* **Trecho do documento**:
>>>>

Por que as Clínicas da Família?
Em 1978 foi definida em Alma Ata a estratégia da Atenção Primária à Saúde (APS) que passaria a ser o primeiro contato dos indivíduos, das famílias e das comunidades com os sistemas nacionais de saúde. Dez anos depois, criou-se o Sistema Único de Saúde (SUS) pela Constituição Brasileira. Nela, a saúde foi definida como um direito da população e um dever do Estado. Para implementar a APS, no marco do SUS, foi constituída, a partir de 1994, a Estratégia Saúde da Família (ESF).
Essas práticas inauguraram, a nível estatal, uma noção ampliada de saúde, e passaram a inscrever-se em um território e a uma população associadas a um serviço e a uma equipe de saúde. A Estratégia Saúde da Família tinha como principal foco o contexto social no qual as pessoas adoecem. E suas práticas intencionavam conter o adoecer e o sofrimento das pessoas.
No município do Rio de Janeiro a ESF foi implementada através do sistema de Clínicas da Família, que integram o programa “Saúde Sempre Presente”. As clínicas da família são as unidades de atenção que promovem a saúde, e buscam a prevenção de doenças realizando atendimento individual, visitas domiciliares e grupos de atenção. A constituição desse sistema ampliou a cobertura de saúde, produzindo uma melhoria nos índices de morbidade e mortalidade da população.
Há vários anos me dedico a pesquisar a Estratégia Saúde da Família: os profissionais, principalmente os médicos de família, e a população, os “usuários” do sistema. Com essas preocupações comecei a pensar o espaço das clínicas, ou do encontro entre médicos e usuários, como um espaço “entre”: entre dois discursos, entre duas percepções do corpo, entre duas visões de mundo.
Num contexto em que a tendência geral de pesquisa se centra nas altas tecnologias, em experimentações genéticas, nas biotecnologias constitutivas das novas visões das pessoas, faz sentido continuar pesquisando serviços e clínicas da família, contextos de tecnologias pessoais e comunicacionais?

<<<<

* **Tarefa 1**: Transcreva do texto sobre as Clínicas da Família o trecho que começa em "Por que as Clínicas" e vai até "sofrimento das pessoas.", inclusive.
* **Tarefa 2**: De acordo com o texto sobre as Clínicas da Família, a partir de que ano foi constituída a Estratégia Saúde da Família?

* **Dados registrados**:
>>>>

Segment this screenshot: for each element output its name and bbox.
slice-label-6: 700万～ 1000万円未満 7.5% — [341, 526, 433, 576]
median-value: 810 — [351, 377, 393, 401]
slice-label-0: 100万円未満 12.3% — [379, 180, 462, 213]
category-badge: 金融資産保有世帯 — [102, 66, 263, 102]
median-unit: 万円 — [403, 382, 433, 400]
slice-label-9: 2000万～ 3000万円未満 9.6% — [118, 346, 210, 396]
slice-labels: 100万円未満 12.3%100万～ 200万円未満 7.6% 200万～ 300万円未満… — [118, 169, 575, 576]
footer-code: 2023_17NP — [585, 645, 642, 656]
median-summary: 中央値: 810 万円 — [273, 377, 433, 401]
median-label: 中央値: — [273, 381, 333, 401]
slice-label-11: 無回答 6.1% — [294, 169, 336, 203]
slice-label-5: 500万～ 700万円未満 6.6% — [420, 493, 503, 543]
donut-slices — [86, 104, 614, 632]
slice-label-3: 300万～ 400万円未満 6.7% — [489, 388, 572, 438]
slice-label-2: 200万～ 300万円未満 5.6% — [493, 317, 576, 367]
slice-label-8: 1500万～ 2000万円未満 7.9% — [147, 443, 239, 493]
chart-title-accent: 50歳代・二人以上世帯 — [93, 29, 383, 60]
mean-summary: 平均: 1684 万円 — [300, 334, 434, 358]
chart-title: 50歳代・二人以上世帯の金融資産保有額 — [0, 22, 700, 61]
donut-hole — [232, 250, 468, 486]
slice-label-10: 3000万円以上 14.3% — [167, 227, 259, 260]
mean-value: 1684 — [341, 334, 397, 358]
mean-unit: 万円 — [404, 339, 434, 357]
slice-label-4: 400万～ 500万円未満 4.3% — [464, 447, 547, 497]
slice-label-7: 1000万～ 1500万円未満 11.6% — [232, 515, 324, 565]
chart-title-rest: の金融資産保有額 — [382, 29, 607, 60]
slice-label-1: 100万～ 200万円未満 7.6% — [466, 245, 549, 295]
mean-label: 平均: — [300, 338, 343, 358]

<<<<

* **Resposta 1**:
Por que as Clínicas da Família?
Em 1978 foi definida em Alma Ata a estratégia da Atenção Primária à Saúde (APS) que passaria a ser o primeiro contato dos indivíduos, das famílias e das comunidades com os sistemas nacionais de saúde. Dez anos depois, criou-se o Sistema Único de Saúde (SUS) pela Constituição Brasileira. Nela, a saúde foi definida como um direito da população e um dever do Estado. Para implementar a APS, no marco do SUS, foi constituída, a partir de 1994, a Estratégia Saúde da Família (ESF).
Essas práticas inauguraram, a nível estatal, uma noção ampliada de saúde, e passaram a inscrever-se em um território e a uma população associadas a um serviço e a uma equipe de saúde. A Estratégia Saúde da Família tinha como principal foco o contexto social no qual as pessoas adoecem. E suas práticas intencionavam conter o adoecer e o sofrimento das pessoas.

* **Resposta 2**: A partir de 1994.